• _Provided records_

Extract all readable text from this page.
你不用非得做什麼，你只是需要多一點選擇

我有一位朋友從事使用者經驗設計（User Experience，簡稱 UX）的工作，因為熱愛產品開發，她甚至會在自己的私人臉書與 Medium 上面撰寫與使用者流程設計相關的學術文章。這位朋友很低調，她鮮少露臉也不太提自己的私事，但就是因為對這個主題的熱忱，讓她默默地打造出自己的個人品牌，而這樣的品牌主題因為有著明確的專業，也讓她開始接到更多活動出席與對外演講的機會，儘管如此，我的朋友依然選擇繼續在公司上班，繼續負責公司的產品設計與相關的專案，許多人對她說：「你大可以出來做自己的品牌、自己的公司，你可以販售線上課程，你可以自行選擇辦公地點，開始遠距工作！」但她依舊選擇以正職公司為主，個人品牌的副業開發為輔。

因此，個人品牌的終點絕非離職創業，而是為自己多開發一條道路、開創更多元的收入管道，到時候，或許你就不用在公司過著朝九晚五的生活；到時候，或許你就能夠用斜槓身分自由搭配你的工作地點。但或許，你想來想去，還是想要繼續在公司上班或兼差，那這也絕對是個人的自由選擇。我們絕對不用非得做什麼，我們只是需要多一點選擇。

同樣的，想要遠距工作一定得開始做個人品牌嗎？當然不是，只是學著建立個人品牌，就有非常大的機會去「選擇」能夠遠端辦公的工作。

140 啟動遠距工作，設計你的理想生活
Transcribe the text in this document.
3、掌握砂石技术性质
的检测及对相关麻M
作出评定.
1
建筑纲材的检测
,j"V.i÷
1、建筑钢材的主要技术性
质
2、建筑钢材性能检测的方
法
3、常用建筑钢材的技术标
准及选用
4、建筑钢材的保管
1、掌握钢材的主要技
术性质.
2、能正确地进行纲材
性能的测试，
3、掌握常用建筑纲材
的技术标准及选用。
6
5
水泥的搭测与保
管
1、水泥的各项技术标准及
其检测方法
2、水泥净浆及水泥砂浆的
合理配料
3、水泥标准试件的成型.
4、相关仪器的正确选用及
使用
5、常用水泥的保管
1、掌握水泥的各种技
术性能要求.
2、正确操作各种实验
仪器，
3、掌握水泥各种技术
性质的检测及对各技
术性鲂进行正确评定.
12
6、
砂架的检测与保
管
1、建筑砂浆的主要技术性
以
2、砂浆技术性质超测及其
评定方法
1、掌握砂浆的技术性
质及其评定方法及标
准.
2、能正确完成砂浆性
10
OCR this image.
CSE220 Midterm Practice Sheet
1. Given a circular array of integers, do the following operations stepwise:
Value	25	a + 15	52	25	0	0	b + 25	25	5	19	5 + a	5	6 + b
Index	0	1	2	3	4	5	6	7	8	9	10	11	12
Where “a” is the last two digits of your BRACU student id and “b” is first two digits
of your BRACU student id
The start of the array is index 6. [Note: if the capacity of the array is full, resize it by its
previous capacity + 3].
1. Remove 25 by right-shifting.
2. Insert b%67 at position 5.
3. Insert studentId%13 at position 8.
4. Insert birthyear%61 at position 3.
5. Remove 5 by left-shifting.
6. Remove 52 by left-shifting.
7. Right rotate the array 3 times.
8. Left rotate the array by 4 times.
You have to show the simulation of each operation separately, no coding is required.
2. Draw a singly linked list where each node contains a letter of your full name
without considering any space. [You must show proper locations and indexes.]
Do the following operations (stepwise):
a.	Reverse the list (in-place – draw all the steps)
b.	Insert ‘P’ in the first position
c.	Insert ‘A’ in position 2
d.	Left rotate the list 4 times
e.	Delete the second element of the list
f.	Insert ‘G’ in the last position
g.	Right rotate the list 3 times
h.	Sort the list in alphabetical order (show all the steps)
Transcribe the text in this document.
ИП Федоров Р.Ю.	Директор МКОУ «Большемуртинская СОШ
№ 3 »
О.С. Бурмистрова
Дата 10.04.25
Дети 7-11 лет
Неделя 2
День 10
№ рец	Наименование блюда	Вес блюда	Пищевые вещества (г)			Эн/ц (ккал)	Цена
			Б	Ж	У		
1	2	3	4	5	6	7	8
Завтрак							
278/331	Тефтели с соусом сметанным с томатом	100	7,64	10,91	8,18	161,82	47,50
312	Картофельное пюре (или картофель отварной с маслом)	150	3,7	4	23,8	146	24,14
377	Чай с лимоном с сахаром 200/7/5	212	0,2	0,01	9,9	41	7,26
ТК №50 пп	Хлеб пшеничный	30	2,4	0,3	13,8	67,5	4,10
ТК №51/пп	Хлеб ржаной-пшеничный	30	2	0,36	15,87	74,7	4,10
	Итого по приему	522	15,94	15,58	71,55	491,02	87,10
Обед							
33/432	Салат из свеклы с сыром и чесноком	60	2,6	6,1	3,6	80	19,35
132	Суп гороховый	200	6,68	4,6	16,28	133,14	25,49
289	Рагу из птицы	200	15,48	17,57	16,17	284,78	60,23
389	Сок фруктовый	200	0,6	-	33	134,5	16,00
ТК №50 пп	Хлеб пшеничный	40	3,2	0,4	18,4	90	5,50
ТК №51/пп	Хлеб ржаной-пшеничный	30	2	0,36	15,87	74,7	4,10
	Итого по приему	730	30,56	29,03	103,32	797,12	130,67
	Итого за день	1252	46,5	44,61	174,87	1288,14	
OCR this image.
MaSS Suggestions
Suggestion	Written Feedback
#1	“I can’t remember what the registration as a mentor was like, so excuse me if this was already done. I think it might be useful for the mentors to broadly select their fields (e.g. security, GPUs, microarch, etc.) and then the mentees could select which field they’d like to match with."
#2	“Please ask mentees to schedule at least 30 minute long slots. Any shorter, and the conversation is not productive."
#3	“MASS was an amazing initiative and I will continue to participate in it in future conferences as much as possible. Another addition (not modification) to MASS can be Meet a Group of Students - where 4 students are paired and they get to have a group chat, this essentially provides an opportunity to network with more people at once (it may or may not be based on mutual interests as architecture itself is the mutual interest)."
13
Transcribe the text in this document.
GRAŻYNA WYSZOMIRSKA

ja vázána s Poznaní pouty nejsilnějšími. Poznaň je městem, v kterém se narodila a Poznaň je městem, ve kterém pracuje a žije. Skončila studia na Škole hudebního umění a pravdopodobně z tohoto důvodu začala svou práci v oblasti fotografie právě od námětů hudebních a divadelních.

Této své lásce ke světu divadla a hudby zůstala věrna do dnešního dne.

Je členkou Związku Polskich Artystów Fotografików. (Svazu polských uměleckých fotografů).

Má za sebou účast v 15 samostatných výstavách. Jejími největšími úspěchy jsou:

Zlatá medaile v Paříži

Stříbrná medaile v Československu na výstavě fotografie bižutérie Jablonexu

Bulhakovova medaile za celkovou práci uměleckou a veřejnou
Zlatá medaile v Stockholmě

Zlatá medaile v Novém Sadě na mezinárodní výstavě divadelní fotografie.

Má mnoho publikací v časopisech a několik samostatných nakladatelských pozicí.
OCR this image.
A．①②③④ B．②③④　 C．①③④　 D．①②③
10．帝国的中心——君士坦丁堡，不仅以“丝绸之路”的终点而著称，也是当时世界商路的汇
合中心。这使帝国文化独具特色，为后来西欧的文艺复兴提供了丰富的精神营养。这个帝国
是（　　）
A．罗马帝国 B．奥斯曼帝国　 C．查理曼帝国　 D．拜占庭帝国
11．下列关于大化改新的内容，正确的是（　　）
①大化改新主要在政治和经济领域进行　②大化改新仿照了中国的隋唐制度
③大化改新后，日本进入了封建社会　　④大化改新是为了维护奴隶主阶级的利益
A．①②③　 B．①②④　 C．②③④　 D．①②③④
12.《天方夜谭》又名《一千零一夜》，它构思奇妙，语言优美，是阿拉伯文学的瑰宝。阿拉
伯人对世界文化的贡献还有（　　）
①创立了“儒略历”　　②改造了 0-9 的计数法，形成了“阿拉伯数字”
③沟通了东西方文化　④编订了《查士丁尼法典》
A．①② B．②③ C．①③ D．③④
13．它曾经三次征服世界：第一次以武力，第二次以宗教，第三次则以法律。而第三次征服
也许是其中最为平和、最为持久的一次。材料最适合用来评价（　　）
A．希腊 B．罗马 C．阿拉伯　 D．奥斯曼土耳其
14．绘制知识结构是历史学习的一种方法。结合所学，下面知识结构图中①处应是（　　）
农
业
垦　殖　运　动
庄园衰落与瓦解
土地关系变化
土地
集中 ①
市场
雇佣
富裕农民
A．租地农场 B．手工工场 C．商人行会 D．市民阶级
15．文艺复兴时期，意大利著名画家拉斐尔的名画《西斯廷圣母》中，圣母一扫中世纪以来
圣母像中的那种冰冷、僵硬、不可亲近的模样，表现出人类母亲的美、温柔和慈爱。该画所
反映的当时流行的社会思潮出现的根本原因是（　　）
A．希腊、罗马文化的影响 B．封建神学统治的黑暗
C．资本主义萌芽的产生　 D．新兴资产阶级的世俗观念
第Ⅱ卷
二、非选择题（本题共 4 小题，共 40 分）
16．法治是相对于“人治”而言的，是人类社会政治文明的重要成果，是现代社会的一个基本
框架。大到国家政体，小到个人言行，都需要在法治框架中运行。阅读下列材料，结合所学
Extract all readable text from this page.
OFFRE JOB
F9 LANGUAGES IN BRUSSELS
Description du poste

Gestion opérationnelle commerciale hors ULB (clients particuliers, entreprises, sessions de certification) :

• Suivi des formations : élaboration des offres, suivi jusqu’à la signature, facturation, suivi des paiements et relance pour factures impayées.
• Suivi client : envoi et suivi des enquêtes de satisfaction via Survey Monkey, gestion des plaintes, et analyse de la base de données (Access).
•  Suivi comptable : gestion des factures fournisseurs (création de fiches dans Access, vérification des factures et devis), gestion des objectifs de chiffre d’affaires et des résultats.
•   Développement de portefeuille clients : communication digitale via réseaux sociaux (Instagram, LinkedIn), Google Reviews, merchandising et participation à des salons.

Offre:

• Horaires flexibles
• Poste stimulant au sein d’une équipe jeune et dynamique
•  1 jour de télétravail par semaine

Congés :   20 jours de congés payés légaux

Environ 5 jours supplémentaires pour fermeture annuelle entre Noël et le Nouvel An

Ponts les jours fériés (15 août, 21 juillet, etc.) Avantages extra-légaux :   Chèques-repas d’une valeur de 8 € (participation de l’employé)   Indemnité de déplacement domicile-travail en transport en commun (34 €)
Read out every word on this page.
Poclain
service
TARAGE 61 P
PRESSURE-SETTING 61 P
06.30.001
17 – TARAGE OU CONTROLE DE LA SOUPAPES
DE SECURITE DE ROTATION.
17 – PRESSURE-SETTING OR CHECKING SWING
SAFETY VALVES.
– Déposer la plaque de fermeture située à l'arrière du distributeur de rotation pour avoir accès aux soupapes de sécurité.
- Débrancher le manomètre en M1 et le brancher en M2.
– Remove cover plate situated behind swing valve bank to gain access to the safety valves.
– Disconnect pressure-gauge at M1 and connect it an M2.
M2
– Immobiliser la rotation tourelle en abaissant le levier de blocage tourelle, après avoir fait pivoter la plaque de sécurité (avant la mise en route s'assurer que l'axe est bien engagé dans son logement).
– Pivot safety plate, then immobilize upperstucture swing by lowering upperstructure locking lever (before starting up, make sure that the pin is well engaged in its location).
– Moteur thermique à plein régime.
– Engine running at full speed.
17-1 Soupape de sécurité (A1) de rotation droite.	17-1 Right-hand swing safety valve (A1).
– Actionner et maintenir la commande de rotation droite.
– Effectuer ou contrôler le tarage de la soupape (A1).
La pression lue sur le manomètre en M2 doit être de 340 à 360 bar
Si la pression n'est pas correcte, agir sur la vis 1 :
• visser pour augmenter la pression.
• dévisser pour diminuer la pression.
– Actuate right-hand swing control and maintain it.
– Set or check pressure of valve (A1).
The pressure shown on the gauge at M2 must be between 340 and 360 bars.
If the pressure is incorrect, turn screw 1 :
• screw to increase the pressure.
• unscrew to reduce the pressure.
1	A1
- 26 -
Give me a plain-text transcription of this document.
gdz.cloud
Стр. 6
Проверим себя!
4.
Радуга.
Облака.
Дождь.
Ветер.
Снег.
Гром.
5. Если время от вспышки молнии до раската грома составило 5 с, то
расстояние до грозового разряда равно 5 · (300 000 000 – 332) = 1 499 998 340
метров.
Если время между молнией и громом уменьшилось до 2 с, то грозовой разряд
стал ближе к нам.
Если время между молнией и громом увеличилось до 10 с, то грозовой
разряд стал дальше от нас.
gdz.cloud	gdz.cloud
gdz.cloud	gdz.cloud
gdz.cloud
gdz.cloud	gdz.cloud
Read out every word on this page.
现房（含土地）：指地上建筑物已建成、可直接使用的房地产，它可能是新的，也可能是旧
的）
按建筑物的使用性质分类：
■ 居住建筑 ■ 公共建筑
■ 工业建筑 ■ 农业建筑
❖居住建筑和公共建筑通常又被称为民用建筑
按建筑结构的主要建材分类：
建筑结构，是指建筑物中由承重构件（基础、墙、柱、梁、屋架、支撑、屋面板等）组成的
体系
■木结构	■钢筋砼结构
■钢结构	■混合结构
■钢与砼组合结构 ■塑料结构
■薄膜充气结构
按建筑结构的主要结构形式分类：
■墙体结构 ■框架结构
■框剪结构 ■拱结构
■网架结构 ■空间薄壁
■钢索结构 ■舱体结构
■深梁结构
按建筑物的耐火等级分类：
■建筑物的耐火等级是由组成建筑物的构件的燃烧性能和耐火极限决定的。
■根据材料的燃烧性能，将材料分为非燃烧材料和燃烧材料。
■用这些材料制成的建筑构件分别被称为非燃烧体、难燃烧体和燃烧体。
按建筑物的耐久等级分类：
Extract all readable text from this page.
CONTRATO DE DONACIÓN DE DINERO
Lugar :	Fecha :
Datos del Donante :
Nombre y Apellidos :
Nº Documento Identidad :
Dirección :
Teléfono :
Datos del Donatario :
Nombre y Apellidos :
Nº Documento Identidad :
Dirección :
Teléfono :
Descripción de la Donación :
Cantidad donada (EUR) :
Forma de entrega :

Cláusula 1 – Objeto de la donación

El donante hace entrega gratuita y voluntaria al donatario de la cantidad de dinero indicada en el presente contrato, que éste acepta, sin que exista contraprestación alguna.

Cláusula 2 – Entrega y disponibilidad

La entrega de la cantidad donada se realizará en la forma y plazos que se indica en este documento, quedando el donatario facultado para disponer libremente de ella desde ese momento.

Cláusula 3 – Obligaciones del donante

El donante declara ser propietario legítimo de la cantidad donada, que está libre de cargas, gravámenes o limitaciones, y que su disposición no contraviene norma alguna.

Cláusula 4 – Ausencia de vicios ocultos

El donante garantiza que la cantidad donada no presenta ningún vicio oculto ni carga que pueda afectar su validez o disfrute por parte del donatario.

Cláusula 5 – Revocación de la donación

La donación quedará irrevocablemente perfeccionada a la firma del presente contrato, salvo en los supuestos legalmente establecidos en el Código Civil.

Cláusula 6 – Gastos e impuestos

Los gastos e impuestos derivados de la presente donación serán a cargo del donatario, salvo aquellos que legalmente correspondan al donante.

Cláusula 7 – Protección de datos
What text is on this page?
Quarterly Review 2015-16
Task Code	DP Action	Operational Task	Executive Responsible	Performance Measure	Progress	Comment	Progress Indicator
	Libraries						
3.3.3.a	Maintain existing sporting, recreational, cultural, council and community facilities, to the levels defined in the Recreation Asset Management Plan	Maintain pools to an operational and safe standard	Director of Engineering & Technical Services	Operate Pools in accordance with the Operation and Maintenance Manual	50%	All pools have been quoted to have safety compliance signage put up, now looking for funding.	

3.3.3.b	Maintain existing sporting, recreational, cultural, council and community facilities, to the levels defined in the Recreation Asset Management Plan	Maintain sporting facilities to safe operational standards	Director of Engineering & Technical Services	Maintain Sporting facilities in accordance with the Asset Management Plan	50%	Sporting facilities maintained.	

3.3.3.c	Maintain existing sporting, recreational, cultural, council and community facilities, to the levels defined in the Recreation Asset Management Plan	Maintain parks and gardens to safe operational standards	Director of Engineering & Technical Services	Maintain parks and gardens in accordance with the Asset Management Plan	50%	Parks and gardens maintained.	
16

• _What the task asks_
Only a number is wanted: how many lines of the data above contain "array"?

• _Exercise solution_
4